AIM
Write every record out again exactly as given.

--- RECORD EXTRACTS ---

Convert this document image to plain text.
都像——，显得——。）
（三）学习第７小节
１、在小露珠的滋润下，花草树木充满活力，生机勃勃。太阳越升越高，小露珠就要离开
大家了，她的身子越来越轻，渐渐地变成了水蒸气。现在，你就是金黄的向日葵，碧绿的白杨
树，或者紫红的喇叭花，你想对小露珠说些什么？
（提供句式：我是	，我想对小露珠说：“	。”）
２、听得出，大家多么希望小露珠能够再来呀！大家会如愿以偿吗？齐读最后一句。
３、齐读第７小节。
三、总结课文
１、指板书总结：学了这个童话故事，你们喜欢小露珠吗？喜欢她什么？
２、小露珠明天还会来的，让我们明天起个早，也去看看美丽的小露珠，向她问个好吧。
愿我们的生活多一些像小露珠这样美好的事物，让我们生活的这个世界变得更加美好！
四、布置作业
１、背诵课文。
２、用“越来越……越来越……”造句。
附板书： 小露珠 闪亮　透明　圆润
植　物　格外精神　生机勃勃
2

---

CORRECT ANSWER
Convert this document image to plain text.
都像——，显得——。）
（三）学习第７小节
１、在小露珠的滋润下，花草树木充满活力，生机勃勃。太阳越升越高，小露珠就要离开
大家了，她的身子越来越轻，渐渐地变成了水蒸气。现在，你就是金黄的向日葵，碧绿的白杨
树，或者紫红的喇叭花，你想对小露珠说些什么？
（提供句式：我是	，我想对小露珠说：“	。”）
２、听得出，大家多么希望小露珠能够再来呀！大家会如愿以偿吗？齐读最后一句。
３、齐读第７小节。
三、总结课文
１、指板书总结：学了这个童话故事，你们喜欢小露珠吗？喜欢她什么？
２、小露珠明天还会来的，让我们明天起个早，也去看看美丽的小露珠，向她问个好吧。
愿我们的生活多一些像小露珠这样美好的事物，让我们生活的这个世界变得更加美好！
四、布置作业
１、背诵课文。
２、用“越来越……越来越……”造句。
附板书： 小露珠 闪亮　透明　圆润
植　物　格外精神　生机勃勃
2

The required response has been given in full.